● **TO DO**:
Please write out, word for word, the part of the items that opens with the line containing "visibility-eye-icon[interactable]: 👁 xyxy=(573,181,599,195)" and closes with the line containing "crop-tool-icon[interactable]: ✂ xyxy=(4,173,28,194)", including both of those lines.

(Dataset entries)
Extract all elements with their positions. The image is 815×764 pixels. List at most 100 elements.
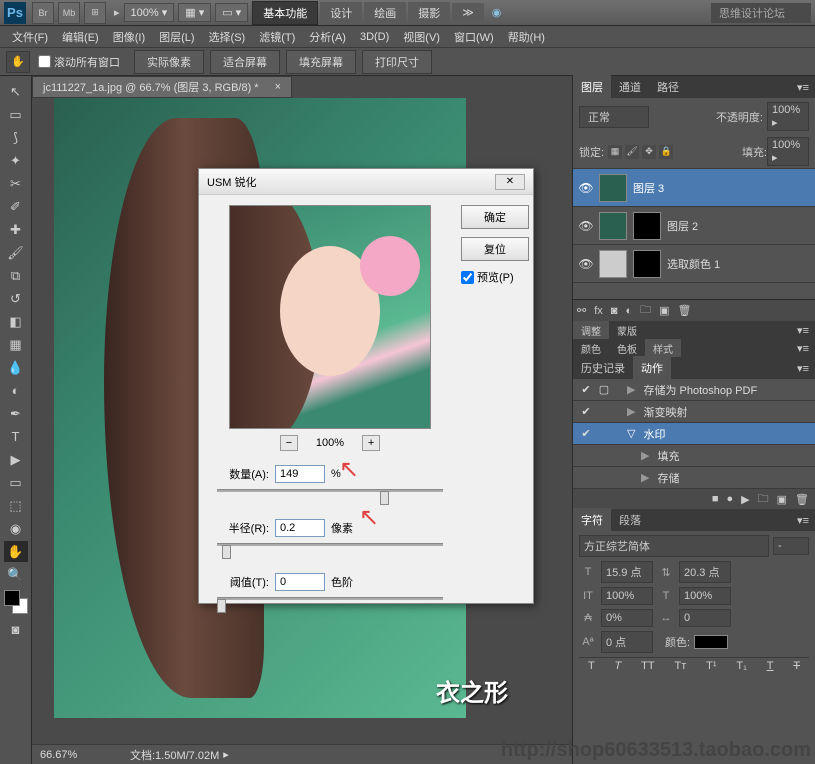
visibility-eye-icon[interactable]: 👁 xyxy=(573,181,599,195)
stop-action-icon[interactable]: ■ xyxy=(712,493,719,505)
tab-channels[interactable]: 通道 xyxy=(611,75,649,99)
workspace-design-button[interactable]: 设计 xyxy=(320,2,362,24)
action-row[interactable]: ▶ 存储 xyxy=(573,467,815,489)
crop-tool-icon[interactable]: ✂ xyxy=(4,173,28,194)
scroll-all-windows-checkbox[interactable]: 滚动所有窗口 xyxy=(38,54,120,70)
new-layer-icon[interactable]: ▣ xyxy=(659,304,669,317)
tab-history[interactable]: 历史记录 xyxy=(573,356,633,380)
type-tool-icon[interactable]: T xyxy=(4,426,28,447)
adjustment-layer-icon[interactable] xyxy=(599,250,627,278)
gradient-tool-icon[interactable]: ▦ xyxy=(4,334,28,355)
amount-slider[interactable] xyxy=(217,489,443,505)
fill-input[interactable]: 100% ▸ xyxy=(767,137,809,166)
screen-mode-dropdown[interactable]: ▭ ▾ xyxy=(215,3,248,22)
lock-pixels-icon[interactable]: 🖌 xyxy=(625,145,639,159)
link-layers-icon[interactable]: ⚯ xyxy=(577,304,586,317)
brush-tool-icon[interactable]: 🖌 xyxy=(4,242,28,263)
3d-camera-tool-icon[interactable]: ◉ xyxy=(4,518,28,539)
tab-paths[interactable]: 路径 xyxy=(649,75,687,99)
layer-thumbnail[interactable] xyxy=(599,174,627,202)
zoom-in-button[interactable]: + xyxy=(362,435,380,451)
faux-bold-icon[interactable]: T xyxy=(588,660,595,672)
kerning-input[interactable]: 0 xyxy=(679,609,731,627)
menu-window[interactable]: 窗口(W) xyxy=(448,27,500,47)
action-row[interactable]: ▶ 填充 xyxy=(573,445,815,467)
panel-menu-icon[interactable]: ▾≡ xyxy=(791,362,815,375)
marquee-tool-icon[interactable]: ▭ xyxy=(4,104,28,125)
strikethrough-icon[interactable]: T xyxy=(793,660,800,672)
disclosure-triangle-icon[interactable]: ▽ xyxy=(627,427,635,440)
menu-view[interactable]: 视图(V) xyxy=(397,27,446,47)
superscript-icon[interactable]: T¹ xyxy=(706,660,716,672)
workspace-photography-button[interactable]: 摄影 xyxy=(408,2,450,24)
action-dialog-icon[interactable]: ▢ xyxy=(595,383,613,396)
cancel-button[interactable]: 复位 xyxy=(461,237,529,261)
new-action-icon[interactable]: ▣ xyxy=(777,493,787,506)
lock-all-icon[interactable]: 🔒 xyxy=(659,145,673,159)
all-caps-icon[interactable]: TT xyxy=(641,660,654,672)
hand-tool-preset-icon[interactable]: ✋ xyxy=(6,51,30,73)
workspace-more-button[interactable]: ≫ xyxy=(452,3,484,22)
font-family-dropdown[interactable]: 方正综艺简体 xyxy=(579,535,769,557)
dodge-tool-icon[interactable]: ◐ xyxy=(4,380,28,401)
status-zoom[interactable]: 66.67% xyxy=(40,749,110,761)
font-size-input[interactable]: 15.9 点 xyxy=(601,561,653,583)
visibility-eye-icon[interactable]: 👁 xyxy=(573,219,599,233)
search-box[interactable]: 思维设计论坛 xyxy=(711,3,811,23)
tab-adjustments[interactable]: 调整 xyxy=(573,321,609,340)
underline-icon[interactable]: T xyxy=(767,660,774,672)
record-action-icon[interactable]: ● xyxy=(727,493,734,505)
arrange-documents-dropdown[interactable]: ▦ ▾ xyxy=(178,3,211,22)
menu-3d[interactable]: 3D(D) xyxy=(354,29,395,45)
menu-image[interactable]: 图像(I) xyxy=(107,27,151,47)
layer-row[interactable]: 👁 图层 3 xyxy=(573,169,815,207)
move-tool-icon[interactable]: ↖ xyxy=(4,81,28,102)
tab-actions[interactable]: 动作 xyxy=(633,356,671,380)
vertical-scale-input[interactable]: 100% xyxy=(601,587,653,605)
tab-masks[interactable]: 蒙版 xyxy=(609,321,645,340)
layer-name[interactable]: 图层 3 xyxy=(633,180,664,196)
layer-row[interactable]: 👁 图层 2 xyxy=(573,207,815,245)
quick-select-tool-icon[interactable]: ✦ xyxy=(4,150,28,171)
fill-screen-button[interactable]: 填充屏幕 xyxy=(286,50,356,74)
tab-paragraph[interactable]: 段落 xyxy=(611,508,649,532)
tab-color[interactable]: 颜色 xyxy=(573,339,609,358)
delete-layer-icon[interactable]: 🗑 xyxy=(678,304,692,317)
add-mask-icon[interactable]: ◙ xyxy=(611,305,618,317)
view-extras-icon[interactable]: ⊞ xyxy=(84,2,106,24)
status-docsize[interactable]: 文档:1.50M/7.02M xyxy=(130,747,219,763)
menu-help[interactable]: 帮助(H) xyxy=(502,27,551,47)
action-row[interactable]: ✔ ▶ 渐变映射 xyxy=(573,401,815,423)
hand-tool-icon[interactable]: ✋ xyxy=(4,541,28,562)
leading-input[interactable]: 20.3 点 xyxy=(679,561,731,583)
radius-input[interactable] xyxy=(275,519,325,537)
visibility-eye-icon[interactable]: 👁 xyxy=(573,257,599,271)
horizontal-scale-input[interactable]: 100% xyxy=(679,587,731,605)
pen-tool-icon[interactable]: ✒ xyxy=(4,403,28,424)
history-brush-tool-icon[interactable]: ↺ xyxy=(4,288,28,309)
filter-preview[interactable] xyxy=(229,205,431,429)
layer-name[interactable]: 图层 2 xyxy=(667,218,698,234)
zoom-out-button[interactable]: − xyxy=(280,435,298,451)
menu-edit[interactable]: 编辑(E) xyxy=(56,27,105,47)
opacity-input[interactable]: 100% ▸ xyxy=(767,102,809,131)
blend-mode-dropdown[interactable]: 正常 xyxy=(579,106,649,128)
color-swatches[interactable] xyxy=(4,590,28,614)
preview-checkbox[interactable]: 预览(P) xyxy=(461,269,523,285)
tab-layers[interactable]: 图层 xyxy=(573,75,611,99)
actual-pixels-button[interactable]: 实际像素 xyxy=(134,50,204,74)
threshold-input[interactable] xyxy=(275,573,325,591)
dialog-close-button[interactable]: ✕ xyxy=(495,174,525,190)
tab-swatches[interactable]: 色板 xyxy=(609,339,645,358)
amount-input[interactable] xyxy=(275,465,325,483)
menu-file[interactable]: 文件(F) xyxy=(6,27,54,47)
eraser-tool-icon[interactable]: ◧ xyxy=(4,311,28,332)
quick-mask-icon[interactable]: ◙ xyxy=(4,619,28,640)
text-color-swatch[interactable] xyxy=(694,635,728,649)
status-arrow-icon[interactable]: ▸ xyxy=(223,748,229,761)
healing-brush-tool-icon[interactable]: ✚ xyxy=(4,219,28,240)
font-style-dropdown[interactable]: - xyxy=(773,537,809,555)
panel-menu-icon[interactable]: ▾≡ xyxy=(791,324,815,337)
threshold-slider[interactable] xyxy=(217,597,443,613)
tracking-input[interactable]: 0% xyxy=(601,609,653,627)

● **WORKED ANSWER**:
visibility-eye-icon[interactable]: 👁 xyxy=(573,181,599,195)
stop-action-icon[interactable]: ■ xyxy=(712,493,719,505)
tab-channels[interactable]: 通道 xyxy=(611,75,649,99)
workspace-design-button[interactable]: 设计 xyxy=(320,2,362,24)
action-row[interactable]: ▶ 存储 xyxy=(573,467,815,489)
crop-tool-icon[interactable]: ✂ xyxy=(4,173,28,194)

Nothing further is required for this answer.